Stated problem —
Search the material for the string "Bitcoin" and copy each line where it occurs.

Supplied material —
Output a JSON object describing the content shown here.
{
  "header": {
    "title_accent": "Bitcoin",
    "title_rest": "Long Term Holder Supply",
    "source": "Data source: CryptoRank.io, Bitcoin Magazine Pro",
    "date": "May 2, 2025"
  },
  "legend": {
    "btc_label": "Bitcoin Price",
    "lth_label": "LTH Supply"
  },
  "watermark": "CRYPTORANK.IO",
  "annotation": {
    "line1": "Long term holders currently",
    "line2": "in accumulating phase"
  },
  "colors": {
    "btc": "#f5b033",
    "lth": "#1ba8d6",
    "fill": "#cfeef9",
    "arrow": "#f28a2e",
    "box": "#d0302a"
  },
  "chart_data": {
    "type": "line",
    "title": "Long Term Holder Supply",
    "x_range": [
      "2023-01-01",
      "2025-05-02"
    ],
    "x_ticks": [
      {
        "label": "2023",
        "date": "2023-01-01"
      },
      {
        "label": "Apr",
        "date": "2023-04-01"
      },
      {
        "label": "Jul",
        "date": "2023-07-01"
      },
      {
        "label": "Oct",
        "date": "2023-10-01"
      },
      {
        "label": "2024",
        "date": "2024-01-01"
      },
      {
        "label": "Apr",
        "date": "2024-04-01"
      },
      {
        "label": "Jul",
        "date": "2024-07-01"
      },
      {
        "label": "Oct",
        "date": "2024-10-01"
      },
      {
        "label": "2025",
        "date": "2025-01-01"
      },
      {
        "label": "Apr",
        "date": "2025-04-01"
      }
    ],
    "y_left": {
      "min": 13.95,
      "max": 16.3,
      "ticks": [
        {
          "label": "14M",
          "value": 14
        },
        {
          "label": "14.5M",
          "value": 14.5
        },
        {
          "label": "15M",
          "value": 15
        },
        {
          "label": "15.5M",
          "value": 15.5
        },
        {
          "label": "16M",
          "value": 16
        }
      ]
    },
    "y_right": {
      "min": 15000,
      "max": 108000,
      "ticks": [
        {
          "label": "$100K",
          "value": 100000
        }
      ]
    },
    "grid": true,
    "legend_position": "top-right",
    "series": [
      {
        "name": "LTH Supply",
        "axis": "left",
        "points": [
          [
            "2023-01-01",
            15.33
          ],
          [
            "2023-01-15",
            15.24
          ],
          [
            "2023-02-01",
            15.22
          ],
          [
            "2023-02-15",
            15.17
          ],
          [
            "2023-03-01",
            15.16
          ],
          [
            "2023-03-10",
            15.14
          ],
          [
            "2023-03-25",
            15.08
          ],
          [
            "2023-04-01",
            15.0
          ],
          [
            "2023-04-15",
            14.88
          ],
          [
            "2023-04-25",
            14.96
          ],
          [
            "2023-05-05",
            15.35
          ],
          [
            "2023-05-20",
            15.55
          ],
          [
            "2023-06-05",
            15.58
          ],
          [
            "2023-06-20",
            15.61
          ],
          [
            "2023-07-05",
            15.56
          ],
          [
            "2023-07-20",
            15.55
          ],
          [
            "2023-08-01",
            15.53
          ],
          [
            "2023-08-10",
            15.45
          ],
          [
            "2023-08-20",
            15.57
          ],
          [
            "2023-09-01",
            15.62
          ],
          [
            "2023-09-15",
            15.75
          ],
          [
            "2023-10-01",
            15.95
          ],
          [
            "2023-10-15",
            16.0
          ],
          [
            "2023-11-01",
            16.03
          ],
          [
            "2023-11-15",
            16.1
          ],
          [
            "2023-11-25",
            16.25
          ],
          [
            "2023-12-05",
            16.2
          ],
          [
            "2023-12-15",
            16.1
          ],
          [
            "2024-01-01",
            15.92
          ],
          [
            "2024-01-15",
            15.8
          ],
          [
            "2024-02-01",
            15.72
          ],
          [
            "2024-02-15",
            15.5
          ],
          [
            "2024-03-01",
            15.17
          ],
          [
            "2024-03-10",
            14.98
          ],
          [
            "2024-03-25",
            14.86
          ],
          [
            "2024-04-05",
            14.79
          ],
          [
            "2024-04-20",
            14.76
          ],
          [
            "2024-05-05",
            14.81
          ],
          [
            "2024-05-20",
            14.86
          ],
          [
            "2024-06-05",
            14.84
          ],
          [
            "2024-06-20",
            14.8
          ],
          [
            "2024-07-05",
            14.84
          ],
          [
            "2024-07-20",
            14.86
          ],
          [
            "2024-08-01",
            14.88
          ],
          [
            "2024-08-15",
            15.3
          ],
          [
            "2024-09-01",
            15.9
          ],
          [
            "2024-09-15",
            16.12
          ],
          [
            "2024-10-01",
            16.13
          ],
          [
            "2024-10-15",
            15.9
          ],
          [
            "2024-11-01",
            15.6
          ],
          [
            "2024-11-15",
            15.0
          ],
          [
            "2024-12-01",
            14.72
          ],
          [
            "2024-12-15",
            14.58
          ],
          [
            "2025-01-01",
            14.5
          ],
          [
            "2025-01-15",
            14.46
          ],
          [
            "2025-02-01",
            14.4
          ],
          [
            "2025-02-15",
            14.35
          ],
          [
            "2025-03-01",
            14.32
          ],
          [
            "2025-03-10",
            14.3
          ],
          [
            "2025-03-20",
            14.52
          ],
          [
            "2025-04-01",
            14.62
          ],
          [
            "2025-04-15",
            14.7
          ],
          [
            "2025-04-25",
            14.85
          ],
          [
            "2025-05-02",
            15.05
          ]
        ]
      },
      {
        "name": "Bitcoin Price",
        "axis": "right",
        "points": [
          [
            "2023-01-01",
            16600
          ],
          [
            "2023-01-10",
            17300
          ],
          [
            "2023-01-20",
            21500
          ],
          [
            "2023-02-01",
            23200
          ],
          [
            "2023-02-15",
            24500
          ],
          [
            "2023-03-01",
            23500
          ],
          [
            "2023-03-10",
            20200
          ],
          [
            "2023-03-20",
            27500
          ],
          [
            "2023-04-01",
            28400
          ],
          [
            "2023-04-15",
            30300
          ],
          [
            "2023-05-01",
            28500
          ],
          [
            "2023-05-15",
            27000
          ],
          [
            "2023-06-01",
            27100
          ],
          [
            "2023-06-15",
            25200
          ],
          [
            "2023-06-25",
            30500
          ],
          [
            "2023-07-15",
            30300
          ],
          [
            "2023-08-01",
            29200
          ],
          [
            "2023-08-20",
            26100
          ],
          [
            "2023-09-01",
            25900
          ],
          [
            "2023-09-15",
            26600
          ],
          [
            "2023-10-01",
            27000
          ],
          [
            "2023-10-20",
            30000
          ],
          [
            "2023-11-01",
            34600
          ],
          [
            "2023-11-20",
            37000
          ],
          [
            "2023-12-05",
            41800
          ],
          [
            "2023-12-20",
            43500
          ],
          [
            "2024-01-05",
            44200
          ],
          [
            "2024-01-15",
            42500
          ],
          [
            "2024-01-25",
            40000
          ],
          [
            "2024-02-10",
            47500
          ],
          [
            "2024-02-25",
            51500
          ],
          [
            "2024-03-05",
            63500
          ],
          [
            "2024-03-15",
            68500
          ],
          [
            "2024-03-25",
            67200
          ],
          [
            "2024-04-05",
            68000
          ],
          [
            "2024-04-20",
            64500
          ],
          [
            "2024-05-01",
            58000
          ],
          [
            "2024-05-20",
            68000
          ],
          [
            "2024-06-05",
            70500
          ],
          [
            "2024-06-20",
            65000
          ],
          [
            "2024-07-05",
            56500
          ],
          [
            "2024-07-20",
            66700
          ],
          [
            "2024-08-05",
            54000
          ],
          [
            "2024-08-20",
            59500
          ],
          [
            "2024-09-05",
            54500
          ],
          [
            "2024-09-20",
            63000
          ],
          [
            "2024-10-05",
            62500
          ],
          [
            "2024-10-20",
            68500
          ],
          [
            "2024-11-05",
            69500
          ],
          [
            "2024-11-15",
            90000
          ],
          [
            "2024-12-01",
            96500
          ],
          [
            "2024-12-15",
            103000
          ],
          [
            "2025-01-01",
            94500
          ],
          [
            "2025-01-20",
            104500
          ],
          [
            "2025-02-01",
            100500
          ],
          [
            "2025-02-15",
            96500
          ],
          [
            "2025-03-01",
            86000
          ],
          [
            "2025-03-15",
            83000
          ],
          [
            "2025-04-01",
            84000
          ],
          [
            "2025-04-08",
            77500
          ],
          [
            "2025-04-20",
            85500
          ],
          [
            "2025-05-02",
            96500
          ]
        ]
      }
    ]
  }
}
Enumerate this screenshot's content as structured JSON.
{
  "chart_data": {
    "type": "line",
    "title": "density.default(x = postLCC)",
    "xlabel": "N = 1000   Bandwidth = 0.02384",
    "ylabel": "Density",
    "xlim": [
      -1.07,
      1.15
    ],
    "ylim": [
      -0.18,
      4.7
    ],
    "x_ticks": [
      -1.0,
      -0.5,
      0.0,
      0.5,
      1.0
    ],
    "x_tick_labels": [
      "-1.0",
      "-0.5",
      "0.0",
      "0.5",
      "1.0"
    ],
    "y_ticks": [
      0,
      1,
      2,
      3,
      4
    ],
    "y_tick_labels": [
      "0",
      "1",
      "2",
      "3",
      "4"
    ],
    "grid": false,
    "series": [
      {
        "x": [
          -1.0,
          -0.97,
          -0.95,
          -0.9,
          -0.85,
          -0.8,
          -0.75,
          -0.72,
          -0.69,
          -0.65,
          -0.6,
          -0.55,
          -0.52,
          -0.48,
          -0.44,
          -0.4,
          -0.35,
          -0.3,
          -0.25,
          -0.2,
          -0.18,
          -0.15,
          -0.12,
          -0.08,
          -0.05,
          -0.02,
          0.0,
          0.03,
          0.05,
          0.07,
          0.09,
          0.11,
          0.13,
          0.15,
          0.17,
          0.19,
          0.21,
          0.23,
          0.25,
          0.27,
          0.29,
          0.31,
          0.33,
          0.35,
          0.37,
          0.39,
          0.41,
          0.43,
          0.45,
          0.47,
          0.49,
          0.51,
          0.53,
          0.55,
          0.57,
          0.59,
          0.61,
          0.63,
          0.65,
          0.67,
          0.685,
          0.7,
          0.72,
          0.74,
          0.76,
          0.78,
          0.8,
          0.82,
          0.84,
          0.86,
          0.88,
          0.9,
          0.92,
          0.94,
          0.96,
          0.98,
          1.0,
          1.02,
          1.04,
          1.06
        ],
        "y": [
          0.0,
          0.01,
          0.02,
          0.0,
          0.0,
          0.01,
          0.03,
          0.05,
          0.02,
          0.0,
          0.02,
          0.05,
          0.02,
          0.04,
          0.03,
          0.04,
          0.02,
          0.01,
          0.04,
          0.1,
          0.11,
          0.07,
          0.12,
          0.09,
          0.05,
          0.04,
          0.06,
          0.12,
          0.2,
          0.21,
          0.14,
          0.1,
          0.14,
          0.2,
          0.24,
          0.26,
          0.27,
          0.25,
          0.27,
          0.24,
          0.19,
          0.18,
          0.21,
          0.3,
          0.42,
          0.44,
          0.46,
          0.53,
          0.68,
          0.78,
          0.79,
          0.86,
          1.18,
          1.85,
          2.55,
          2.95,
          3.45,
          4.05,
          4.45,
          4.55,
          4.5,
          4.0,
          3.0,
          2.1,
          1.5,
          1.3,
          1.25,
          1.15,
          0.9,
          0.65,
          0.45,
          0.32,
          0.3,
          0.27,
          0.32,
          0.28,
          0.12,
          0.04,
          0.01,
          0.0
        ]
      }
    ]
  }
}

Complete answer —
    "title_accent": "Bitcoin",
    "source": "Data source: CryptoRank.io, Bitcoin Magazine Pro",
    "btc_label": "Bitcoin Price",
        "name": "Bitcoin Price",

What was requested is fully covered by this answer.